──────── EXERCISE INPUT ────────
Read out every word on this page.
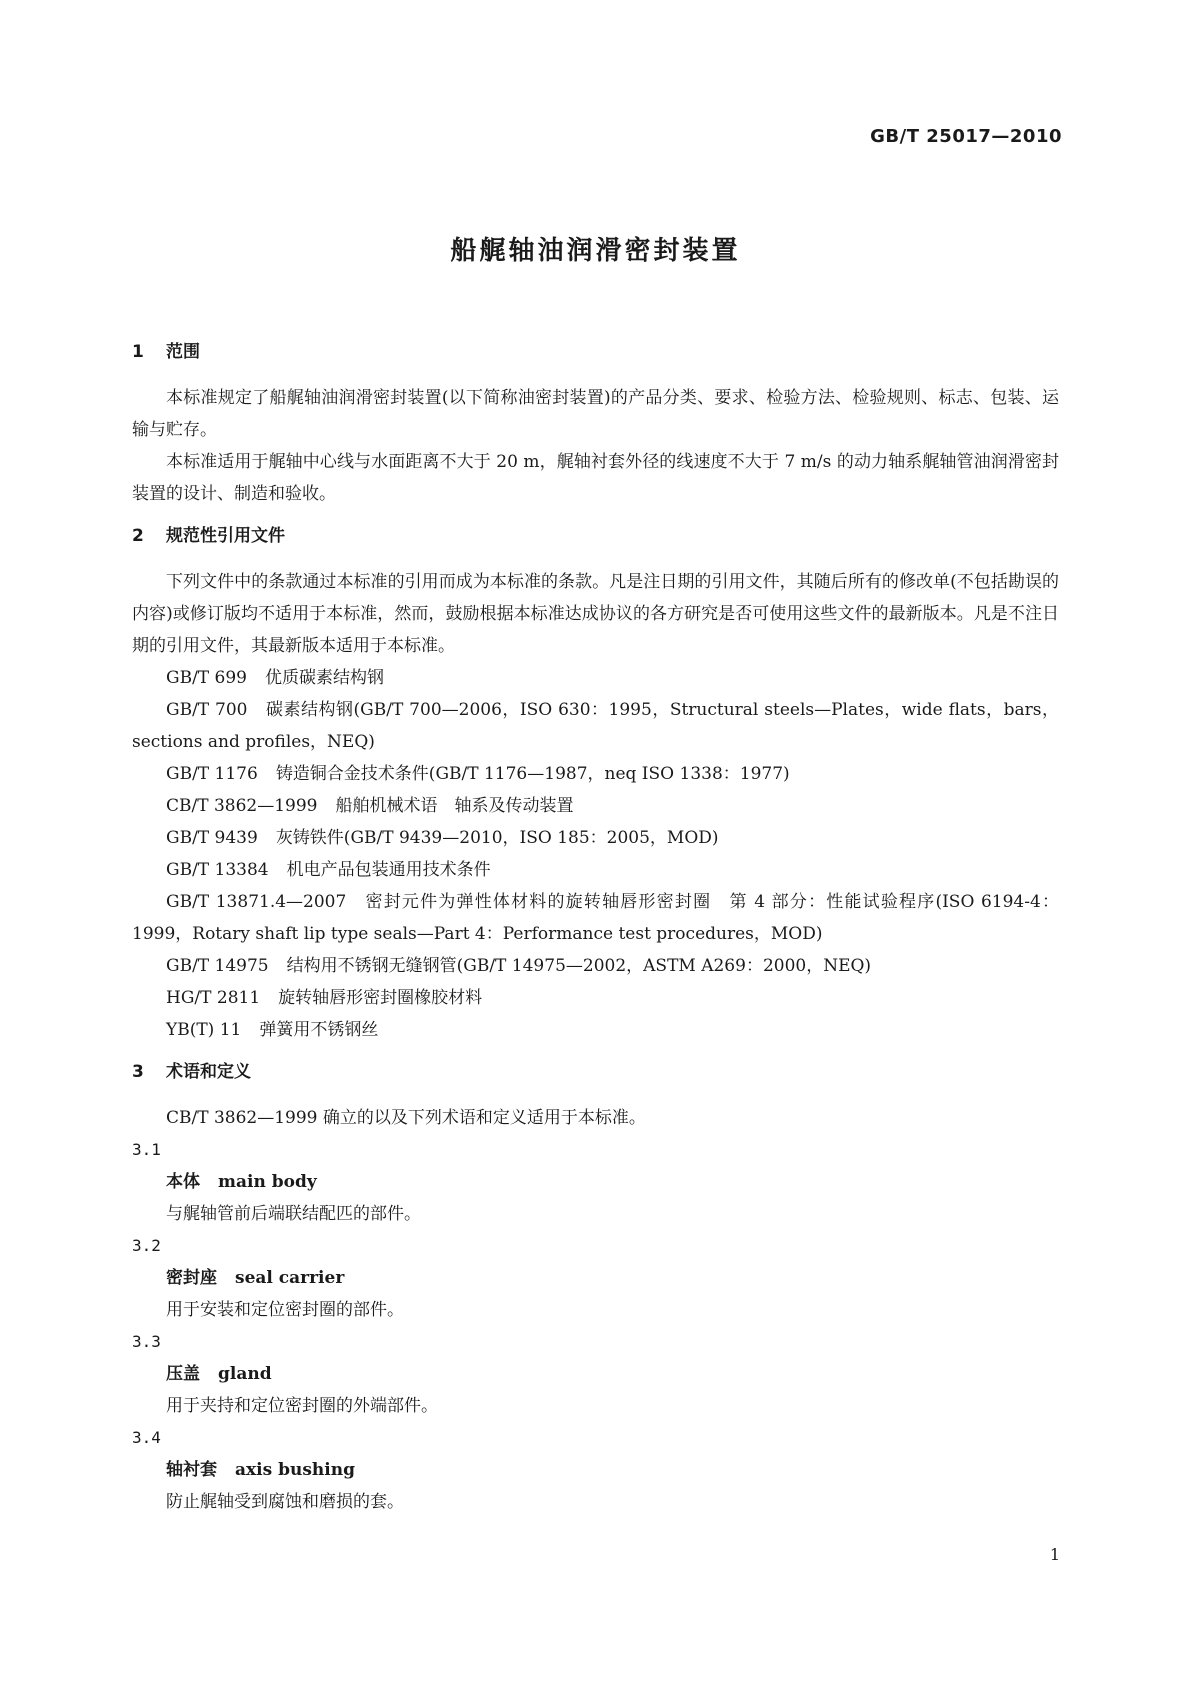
GB/T 25017—2010
船艉轴油润滑密封装置
1 范围

本标准规定了船艉轴油润滑密封装置(以下简称油密封装置)的产品分类、要求、检验方法、检验规则、标志、包装、运输与贮存。

本标准适用于艉轴中心线与水面距离不大于 20 m，艉轴衬套外径的线速度不大于 7 m/s 的动力轴系艉轴管油润滑密封装置的设计、制造和验收。

2 规范性引用文件

下列文件中的条款通过本标准的引用而成为本标准的条款。凡是注日期的引用文件，其随后所有的修改单(不包括勘误的内容)或修订版均不适用于本标准，然而，鼓励根据本标准达成协议的各方研究是否可使用这些文件的最新版本。凡是不注日期的引用文件，其最新版本适用于本标准。

GB/T 699 优质碳素结构钢

GB/T 700 碳素结构钢(GB/T 700—2006，ISO 630：1995，Structural steels—Plates，wide flats，bars，sections and profiles，NEQ)

GB/T 1176 铸造铜合金技术条件(GB/T 1176—1987，neq ISO 1338：1977)

CB/T 3862—1999 船舶机械术语　轴系及传动装置

GB/T 9439 灰铸铁件(GB/T 9439—2010，ISO 185：2005，MOD)

GB/T 13384 机电产品包装通用技术条件

GB/T 13871.4—2007 密封元件为弹性体材料的旋转轴唇形密封圈　第 4 部分：性能试验程序(ISO 6194-4：1999，Rotary shaft lip type seals—Part 4：Performance test procedures，MOD)

GB/T 14975 结构用不锈钢无缝钢管(GB/T 14975—2002，ASTM A269：2000，NEQ)

HG/T 2811 旋转轴唇形密封圈橡胶材料

YB(T) 11 弹簧用不锈钢丝

3 术语和定义

CB/T 3862—1999 确立的以及下列术语和定义适用于本标准。

3.1

本体 main body

与艉轴管前后端联结配匹的部件。

3.2

密封座 seal carrier

用于安装和定位密封圈的部件。

3.3

压盖 gland

用于夹持和定位密封圈的外端部件。

3.4

轴衬套 axis bushing

防止艉轴受到腐蚀和磨损的套。

1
────────
> [WHAT TO DO]: Skip the pictures and print each record exactly as it stands.

> [EXERCISE ANSWER]:
Read out every word on this page.
GB/T 25017—2010
船艉轴油润滑密封装置
1 范围

本标准规定了船艉轴油润滑密封装置(以下简称油密封装置)的产品分类、要求、检验方法、检验规则、标志、包装、运输与贮存。

本标准适用于艉轴中心线与水面距离不大于 20 m，艉轴衬套外径的线速度不大于 7 m/s 的动力轴系艉轴管油润滑密封装置的设计、制造和验收。

2 规范性引用文件

下列文件中的条款通过本标准的引用而成为本标准的条款。凡是注日期的引用文件，其随后所有的修改单(不包括勘误的内容)或修订版均不适用于本标准，然而，鼓励根据本标准达成协议的各方研究是否可使用这些文件的最新版本。凡是不注日期的引用文件，其最新版本适用于本标准。

GB/T 699 优质碳素结构钢

GB/T 700 碳素结构钢(GB/T 700—2006，ISO 630：1995，Structural steels—Plates，wide flats，bars，sections and profiles，NEQ)

GB/T 1176 铸造铜合金技术条件(GB/T 1176—1987，neq ISO 1338：1977)

CB/T 3862—1999 船舶机械术语　轴系及传动装置

GB/T 9439 灰铸铁件(GB/T 9439—2010，ISO 185：2005，MOD)

GB/T 13384 机电产品包装通用技术条件

GB/T 13871.4—2007 密封元件为弹性体材料的旋转轴唇形密封圈　第 4 部分：性能试验程序(ISO 6194-4：1999，Rotary shaft lip type seals—Part 4：Performance test procedures，MOD)

GB/T 14975 结构用不锈钢无缝钢管(GB/T 14975—2002，ASTM A269：2000，NEQ)

HG/T 2811 旋转轴唇形密封圈橡胶材料

YB(T) 11 弹簧用不锈钢丝

3 术语和定义

CB/T 3862—1999 确立的以及下列术语和定义适用于本标准。

3.1

本体 main body

与艉轴管前后端联结配匹的部件。

3.2

密封座 seal carrier

用于安装和定位密封圈的部件。

3.3

压盖 gland

用于夹持和定位密封圈的外端部件。

3.4

轴衬套 axis bushing

防止艉轴受到腐蚀和磨损的套。

1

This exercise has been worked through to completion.